TASK DIRECTIONS: Below are the records; locate each line with the word "message" and copy it.

RECORDS FOR THE EXERCISE:
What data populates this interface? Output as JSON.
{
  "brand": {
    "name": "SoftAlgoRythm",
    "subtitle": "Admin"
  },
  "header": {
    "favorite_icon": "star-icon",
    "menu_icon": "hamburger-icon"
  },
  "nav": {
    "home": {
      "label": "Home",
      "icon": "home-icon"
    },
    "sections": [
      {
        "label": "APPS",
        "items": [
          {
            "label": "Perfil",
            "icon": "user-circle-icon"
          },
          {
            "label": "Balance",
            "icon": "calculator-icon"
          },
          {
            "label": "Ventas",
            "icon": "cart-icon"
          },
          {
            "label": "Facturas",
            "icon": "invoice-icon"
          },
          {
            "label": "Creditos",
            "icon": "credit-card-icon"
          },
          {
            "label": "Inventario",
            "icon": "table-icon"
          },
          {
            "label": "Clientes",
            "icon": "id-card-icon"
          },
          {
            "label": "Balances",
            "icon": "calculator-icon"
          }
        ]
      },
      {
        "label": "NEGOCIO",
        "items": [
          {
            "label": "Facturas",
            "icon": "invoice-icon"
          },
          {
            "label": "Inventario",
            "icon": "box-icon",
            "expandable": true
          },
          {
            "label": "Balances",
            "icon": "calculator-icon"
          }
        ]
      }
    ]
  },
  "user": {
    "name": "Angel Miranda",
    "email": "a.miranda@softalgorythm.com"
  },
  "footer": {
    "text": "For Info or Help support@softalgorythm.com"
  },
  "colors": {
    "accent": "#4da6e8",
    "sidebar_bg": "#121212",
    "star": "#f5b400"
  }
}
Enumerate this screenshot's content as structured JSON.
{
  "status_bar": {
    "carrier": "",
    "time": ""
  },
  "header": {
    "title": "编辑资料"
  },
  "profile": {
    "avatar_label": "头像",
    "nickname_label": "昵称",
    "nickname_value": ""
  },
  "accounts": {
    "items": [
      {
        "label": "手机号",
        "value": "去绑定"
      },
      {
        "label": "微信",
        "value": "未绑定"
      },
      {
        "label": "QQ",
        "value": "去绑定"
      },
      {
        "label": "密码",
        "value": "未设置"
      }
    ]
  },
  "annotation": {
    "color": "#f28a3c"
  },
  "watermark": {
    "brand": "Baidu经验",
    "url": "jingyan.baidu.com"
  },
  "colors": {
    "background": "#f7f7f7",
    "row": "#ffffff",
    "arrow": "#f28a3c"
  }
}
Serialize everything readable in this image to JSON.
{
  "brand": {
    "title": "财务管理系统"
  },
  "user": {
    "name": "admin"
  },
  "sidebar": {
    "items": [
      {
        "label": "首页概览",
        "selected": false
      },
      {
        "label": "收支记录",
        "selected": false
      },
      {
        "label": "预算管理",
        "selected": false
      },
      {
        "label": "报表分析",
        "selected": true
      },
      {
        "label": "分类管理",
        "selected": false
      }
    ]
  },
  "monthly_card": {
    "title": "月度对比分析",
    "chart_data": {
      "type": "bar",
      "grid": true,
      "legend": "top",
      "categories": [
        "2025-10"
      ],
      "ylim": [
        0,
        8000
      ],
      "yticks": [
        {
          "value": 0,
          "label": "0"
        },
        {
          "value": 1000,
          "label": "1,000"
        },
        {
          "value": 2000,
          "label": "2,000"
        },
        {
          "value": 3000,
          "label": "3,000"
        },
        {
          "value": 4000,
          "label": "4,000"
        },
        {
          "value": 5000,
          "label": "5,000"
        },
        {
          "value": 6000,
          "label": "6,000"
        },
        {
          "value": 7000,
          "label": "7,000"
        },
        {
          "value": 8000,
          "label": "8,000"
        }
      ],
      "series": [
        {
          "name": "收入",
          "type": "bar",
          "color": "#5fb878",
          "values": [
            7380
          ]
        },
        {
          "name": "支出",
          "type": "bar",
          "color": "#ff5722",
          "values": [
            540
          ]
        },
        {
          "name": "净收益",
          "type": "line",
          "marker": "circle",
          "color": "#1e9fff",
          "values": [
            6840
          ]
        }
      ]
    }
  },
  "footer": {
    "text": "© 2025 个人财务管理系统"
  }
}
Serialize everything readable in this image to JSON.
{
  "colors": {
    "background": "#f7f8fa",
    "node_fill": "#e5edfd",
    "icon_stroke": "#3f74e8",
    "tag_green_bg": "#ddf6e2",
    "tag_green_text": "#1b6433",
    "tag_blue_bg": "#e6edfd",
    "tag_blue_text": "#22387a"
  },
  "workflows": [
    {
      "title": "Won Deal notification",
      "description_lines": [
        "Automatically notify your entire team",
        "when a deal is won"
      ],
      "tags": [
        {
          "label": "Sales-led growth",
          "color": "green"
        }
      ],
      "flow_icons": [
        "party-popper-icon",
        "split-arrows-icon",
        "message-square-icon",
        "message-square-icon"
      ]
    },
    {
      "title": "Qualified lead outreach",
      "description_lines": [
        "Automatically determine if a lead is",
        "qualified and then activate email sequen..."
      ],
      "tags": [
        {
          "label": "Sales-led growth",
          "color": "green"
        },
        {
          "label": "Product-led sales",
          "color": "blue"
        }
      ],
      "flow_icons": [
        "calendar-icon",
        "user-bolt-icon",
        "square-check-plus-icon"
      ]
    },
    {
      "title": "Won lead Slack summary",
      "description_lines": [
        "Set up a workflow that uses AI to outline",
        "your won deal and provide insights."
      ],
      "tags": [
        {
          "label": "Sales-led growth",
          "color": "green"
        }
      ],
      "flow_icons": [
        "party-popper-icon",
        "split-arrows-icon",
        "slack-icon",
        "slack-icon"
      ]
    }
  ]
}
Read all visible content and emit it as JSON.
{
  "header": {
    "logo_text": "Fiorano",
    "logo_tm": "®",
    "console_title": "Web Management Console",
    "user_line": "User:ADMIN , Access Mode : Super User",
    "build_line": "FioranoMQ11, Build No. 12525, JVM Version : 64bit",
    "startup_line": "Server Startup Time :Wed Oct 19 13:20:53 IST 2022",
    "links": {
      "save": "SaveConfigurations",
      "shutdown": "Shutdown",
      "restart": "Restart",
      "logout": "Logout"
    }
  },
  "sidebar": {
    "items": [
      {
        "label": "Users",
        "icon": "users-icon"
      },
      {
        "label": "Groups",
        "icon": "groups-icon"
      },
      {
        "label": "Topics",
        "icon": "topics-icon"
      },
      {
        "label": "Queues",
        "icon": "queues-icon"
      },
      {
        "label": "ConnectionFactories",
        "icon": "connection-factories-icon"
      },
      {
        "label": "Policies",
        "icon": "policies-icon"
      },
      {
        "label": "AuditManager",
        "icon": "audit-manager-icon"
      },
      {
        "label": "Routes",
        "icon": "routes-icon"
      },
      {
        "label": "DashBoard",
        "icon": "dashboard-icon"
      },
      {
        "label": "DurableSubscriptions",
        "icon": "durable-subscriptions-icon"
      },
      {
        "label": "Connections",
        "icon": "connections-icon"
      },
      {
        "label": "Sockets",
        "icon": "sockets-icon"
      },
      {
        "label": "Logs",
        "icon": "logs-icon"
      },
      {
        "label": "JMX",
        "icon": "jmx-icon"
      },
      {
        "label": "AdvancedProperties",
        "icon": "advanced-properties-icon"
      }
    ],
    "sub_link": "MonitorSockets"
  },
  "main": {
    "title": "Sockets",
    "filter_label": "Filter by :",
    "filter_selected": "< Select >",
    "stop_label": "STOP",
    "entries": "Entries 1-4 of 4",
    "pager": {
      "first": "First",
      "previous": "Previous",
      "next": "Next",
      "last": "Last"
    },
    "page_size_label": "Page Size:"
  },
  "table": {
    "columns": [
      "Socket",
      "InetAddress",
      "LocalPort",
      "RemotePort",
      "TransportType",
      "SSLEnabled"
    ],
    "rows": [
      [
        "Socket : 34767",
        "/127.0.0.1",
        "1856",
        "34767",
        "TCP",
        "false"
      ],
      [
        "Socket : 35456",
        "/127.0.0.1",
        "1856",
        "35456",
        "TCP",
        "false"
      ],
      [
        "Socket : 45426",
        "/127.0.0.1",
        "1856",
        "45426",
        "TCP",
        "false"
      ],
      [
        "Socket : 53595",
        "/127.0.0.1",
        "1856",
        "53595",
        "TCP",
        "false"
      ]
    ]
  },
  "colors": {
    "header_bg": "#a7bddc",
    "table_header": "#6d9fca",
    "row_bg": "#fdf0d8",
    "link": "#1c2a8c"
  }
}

WORKED SOLUTION:
        "message-square-icon",
        "message-square-icon"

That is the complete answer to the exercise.